Please give the entries again in full and exactly, without any picture.

-- Data start --

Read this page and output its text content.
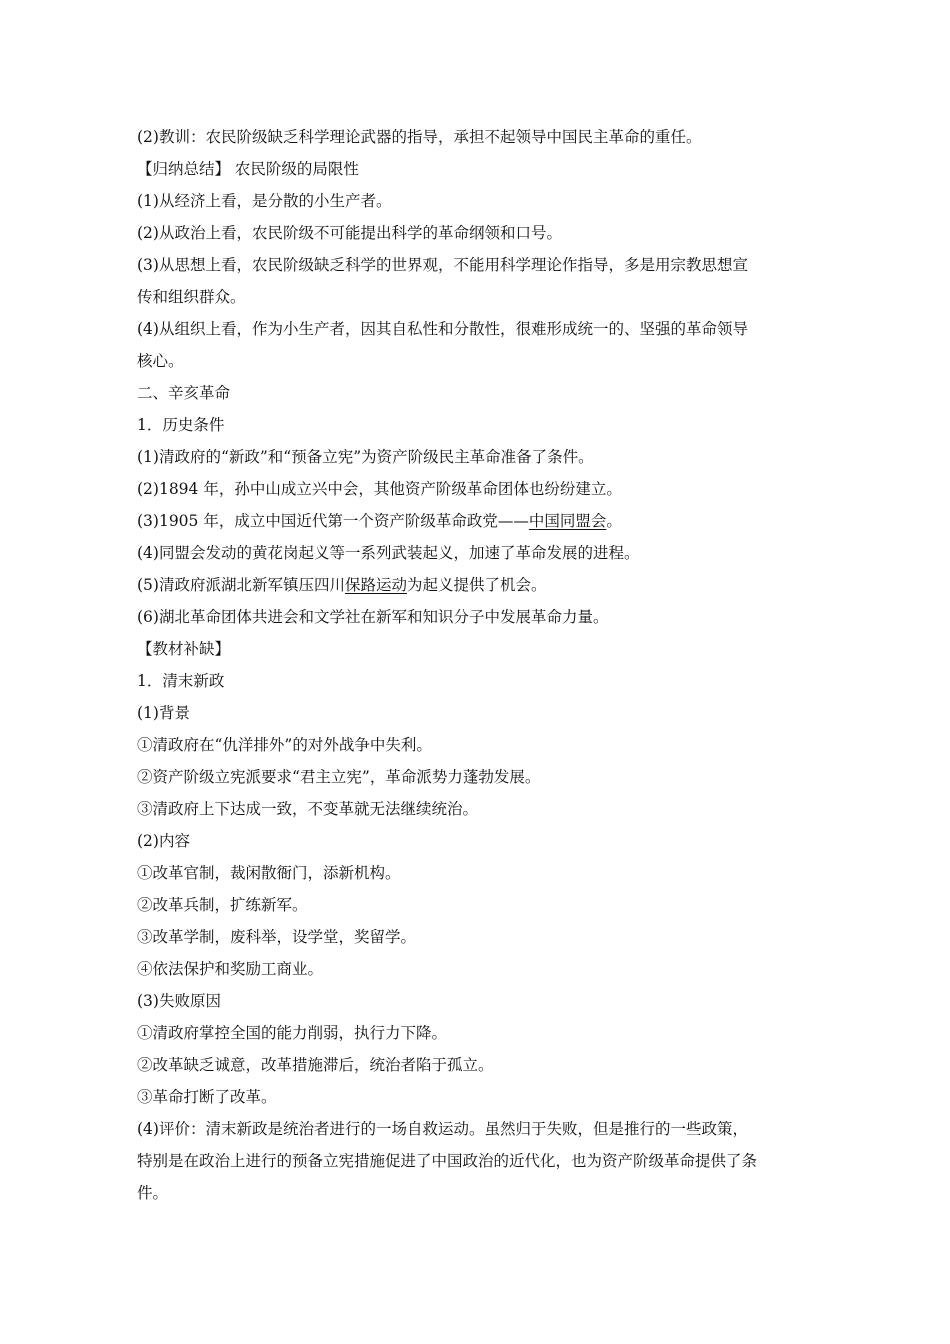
(2)教训：农民阶级缺乏科学理论武器的指导，承担不起领导中国民主革命的重任。
【归纳总结】 农民阶级的局限性
(1)从经济上看，是分散的小生产者。
(2)从政治上看，农民阶级不可能提出科学的革命纲领和口号。
(3)从思想上看，农民阶级缺乏科学的世界观，不能用科学理论作指导，多是用宗教思想宣
传和组织群众。
(4)从组织上看，作为小生产者，因其自私性和分散性，很难形成统一的、坚强的革命领导
核心。
二、辛亥革命
1．历史条件
(1)清政府的“新政”和“预备立宪”为资产阶级民主革命准备了条件。
(2)1894 年，孙中山成立兴中会，其他资产阶级革命团体也纷纷建立。
(3)1905 年，成立中国近代第一个资产阶级革命政党——中国同盟会。
(4)同盟会发动的黄花岗起义等一系列武装起义，加速了革命发展的进程。
(5)清政府派湖北新军镇压四川保路运动为起义提供了机会。
(6)湖北革命团体共进会和文学社在新军和知识分子中发展革命力量。
【教材补缺】
1．清末新政
(1)背景
①清政府在“仇洋排外”的对外战争中失利。
②资产阶级立宪派要求“君主立宪”，革命派势力蓬勃发展。
③清政府上下达成一致，不变革就无法继续统治。
(2)内容
①改革官制，裁闲散衙门，添新机构。
②改革兵制，扩练新军。
③改革学制，废科举，设学堂，奖留学。
④依法保护和奖励工商业。
(3)失败原因
①清政府掌控全国的能力削弱，执行力下降。
②改革缺乏诚意，改革措施滞后，统治者陷于孤立。
③革命打断了改革。
(4)评价：清末新政是统治者进行的一场自救运动。虽然归于失败，但是推行的一些政策，
特别是在政治上进行的预备立宪措施促进了中国政治的近代化，也为资产阶级革命提供了条
件。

-- Data end --

> _Expected output_
Read this page and output its text content.
(2)教训：农民阶级缺乏科学理论武器的指导，承担不起领导中国民主革命的重任。
【归纳总结】 农民阶级的局限性
(1)从经济上看，是分散的小生产者。
(2)从政治上看，农民阶级不可能提出科学的革命纲领和口号。
(3)从思想上看，农民阶级缺乏科学的世界观，不能用科学理论作指导，多是用宗教思想宣
传和组织群众。
(4)从组织上看，作为小生产者，因其自私性和分散性，很难形成统一的、坚强的革命领导
核心。
二、辛亥革命
1．历史条件
(1)清政府的“新政”和“预备立宪”为资产阶级民主革命准备了条件。
(2)1894 年，孙中山成立兴中会，其他资产阶级革命团体也纷纷建立。
(3)1905 年，成立中国近代第一个资产阶级革命政党——中国同盟会。
(4)同盟会发动的黄花岗起义等一系列武装起义，加速了革命发展的进程。
(5)清政府派湖北新军镇压四川保路运动为起义提供了机会。
(6)湖北革命团体共进会和文学社在新军和知识分子中发展革命力量。
【教材补缺】
1．清末新政
(1)背景
①清政府在“仇洋排外”的对外战争中失利。
②资产阶级立宪派要求“君主立宪”，革命派势力蓬勃发展。
③清政府上下达成一致，不变革就无法继续统治。
(2)内容
①改革官制，裁闲散衙门，添新机构。
②改革兵制，扩练新军。
③改革学制，废科举，设学堂，奖留学。
④依法保护和奖励工商业。
(3)失败原因
①清政府掌控全国的能力削弱，执行力下降。
②改革缺乏诚意，改革措施滞后，统治者陷于孤立。
③革命打断了改革。
(4)评价：清末新政是统治者进行的一场自救运动。虽然归于失败，但是推行的一些政策，
特别是在政治上进行的预备立宪措施促进了中国政治的近代化，也为资产阶级革命提供了条
件。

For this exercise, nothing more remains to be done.